§ **Selection**
******************************

Alternately, it could be possible for Workspaces to adapt to providing results in a specified directory.  This would reduce the impact of these changes upon the Manager (it can continue to assume paths as before), but require an update to the transitioned workflows in concert with the Manager's transition.  This would be a less risky option, and is considered the preferred option. 

Information Granularity

What is currently implemented for SECI and SECC is fairly minimal usage of Workspaces, and thus only deals with initiation, success, and failure messages from the Workspaces system.  This has been sufficient for the time being, but the loss of intermediate status information due to these transitions in the VLASS Manager is a known change to which the VLASS Ops team would need to adapt. 

There might be a possibility of providing some more detail (broad strokes transitions between 'gathering data', 'running casa', 'post casa work' stages of the transitioned workflows), but that would require additional investigation and expansion of Workspaces infrastructure, as well as the message handling changes in the VLASS manager itself.    These transitions are not something which is readily available from HTCondor, and thus requires some additional effort (and thus Stories) in order to capture.

Feedback From pimscache split

The current feedback mechanism will need to be reimplemented in the Workspaces system, if it is to be retained.  The existing design work on the receiving side (the command line tool) can be at least partially reused for a fresh Python implementation on the sending side (the transitioned workflow itself, or within the Workspaces infrastructure).   However that is additional work on top of the basics of performing the fundamental restore-split-cache work of the existing workflow.

******************************

§ **Source material**
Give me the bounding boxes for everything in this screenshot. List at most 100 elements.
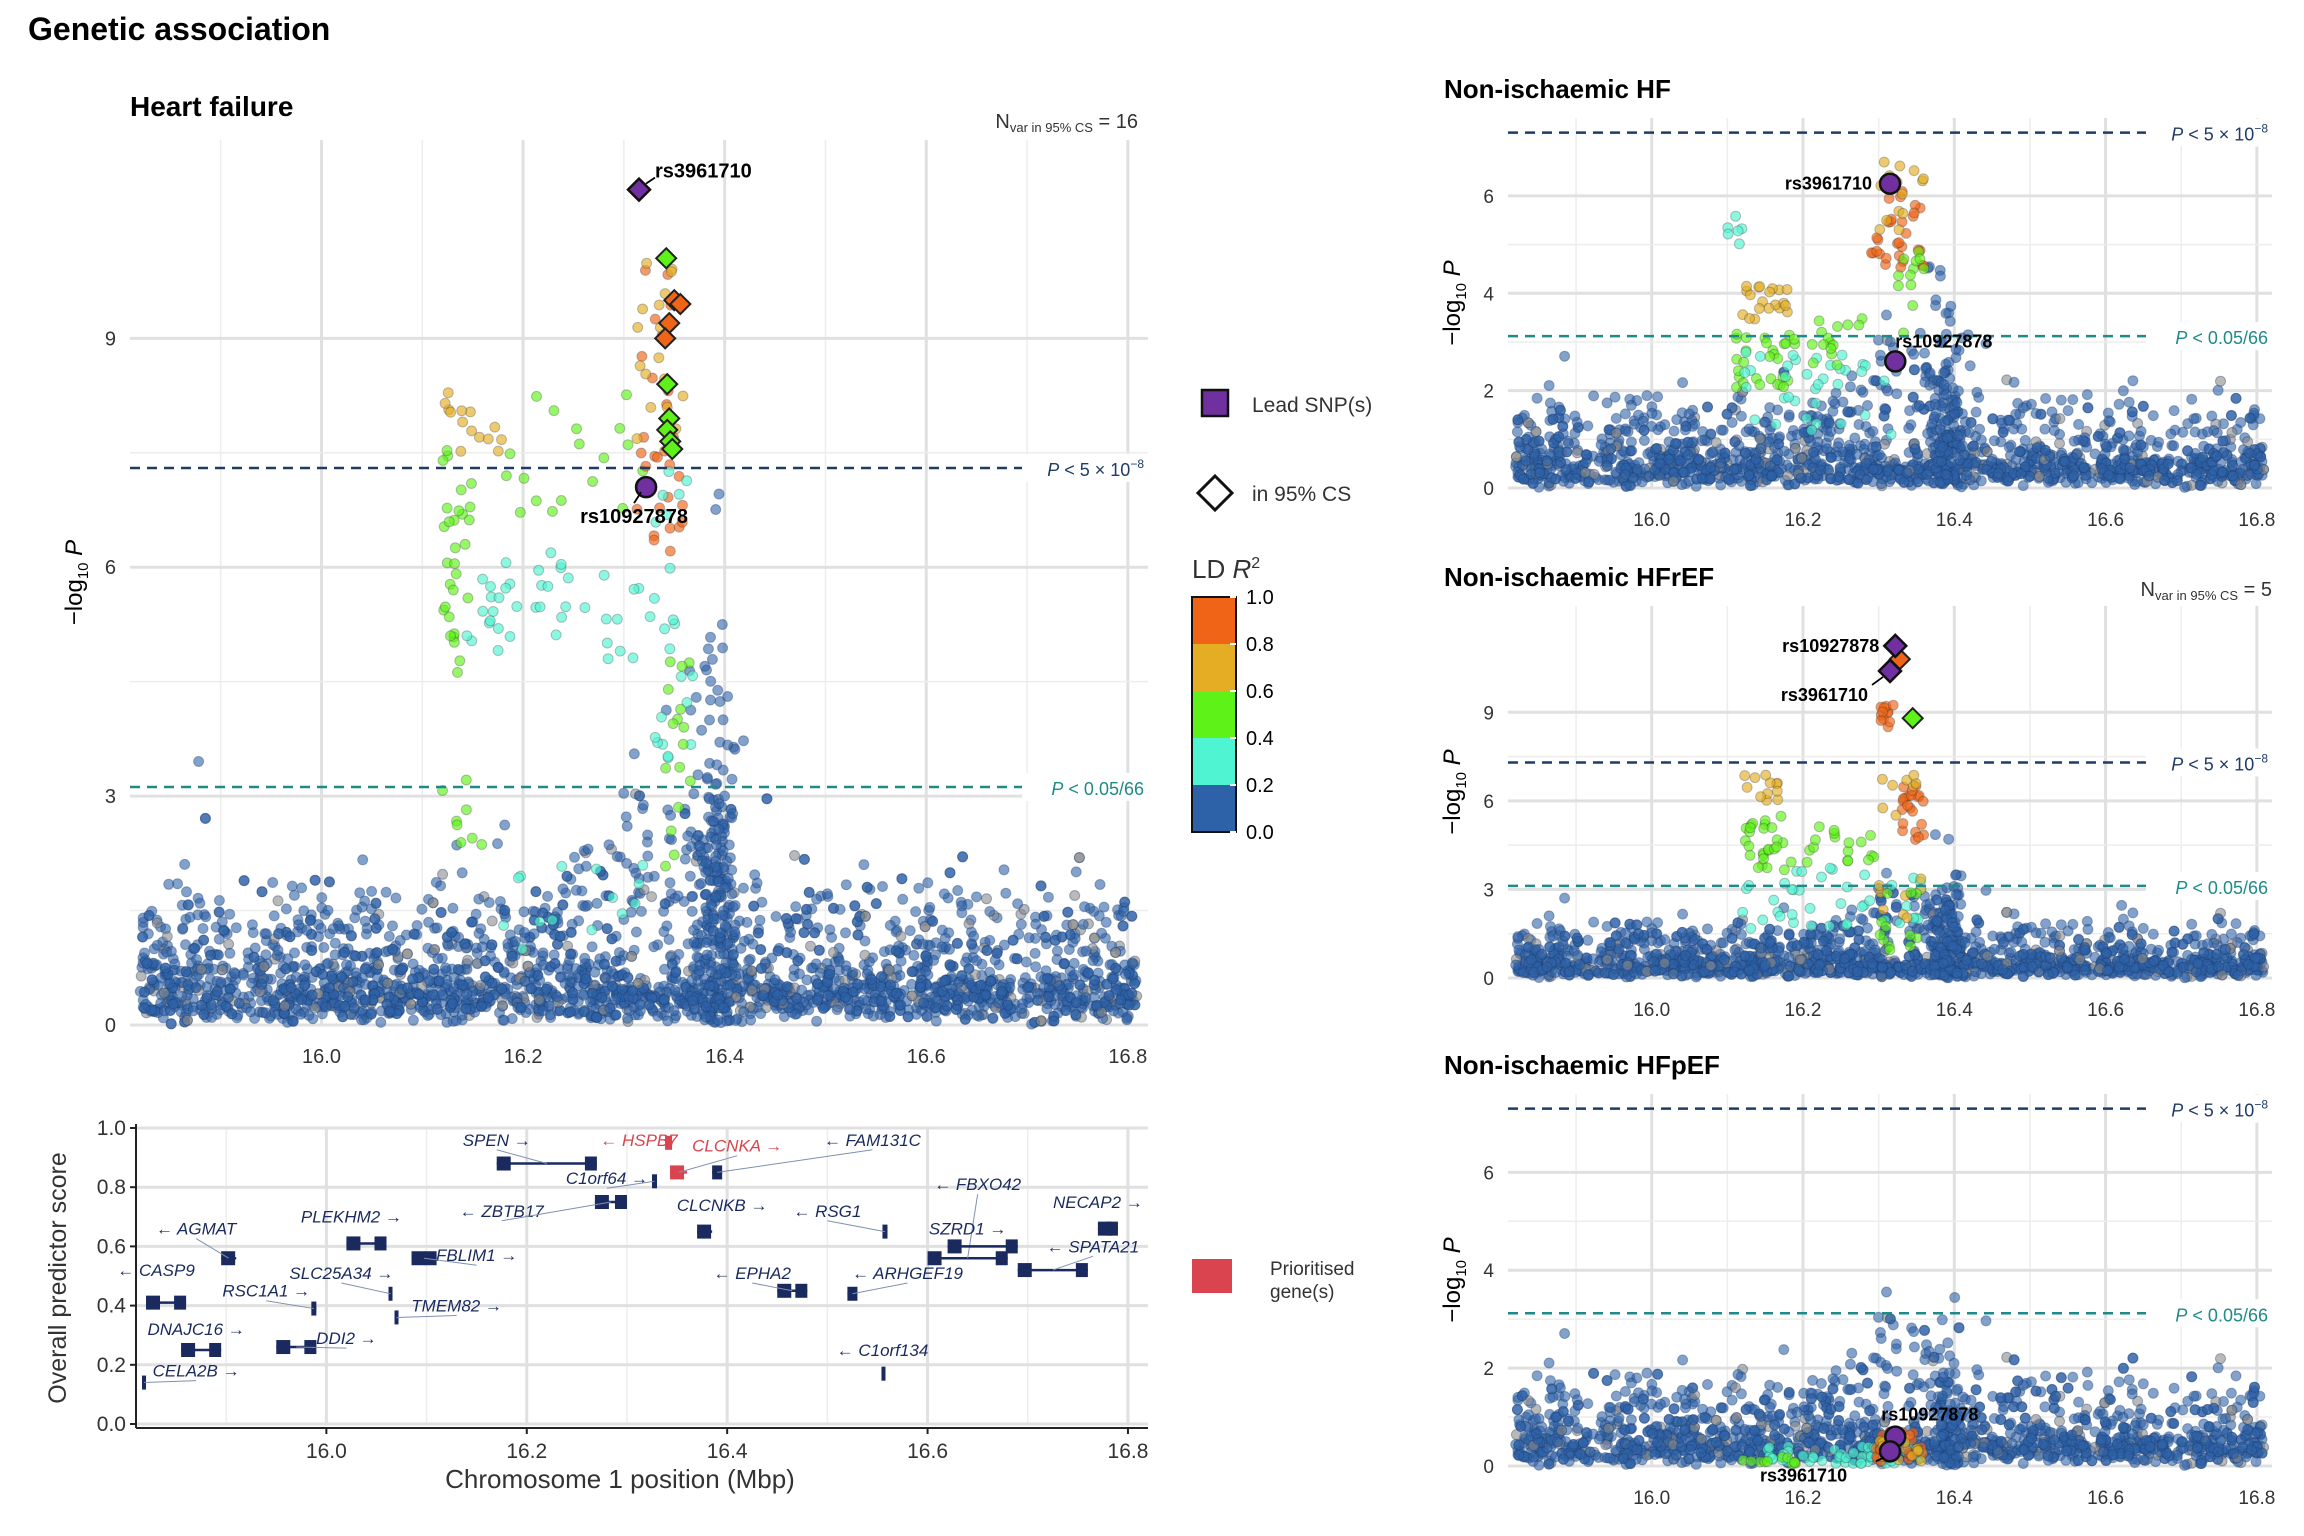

******************************

§ **Short task**
In the Workspaces design notes above, which messages from the Workspaces system does the current implementation for SECI and SECC deal with?

§ **Result of the task**
It deals only with initiation, success, and failure messages.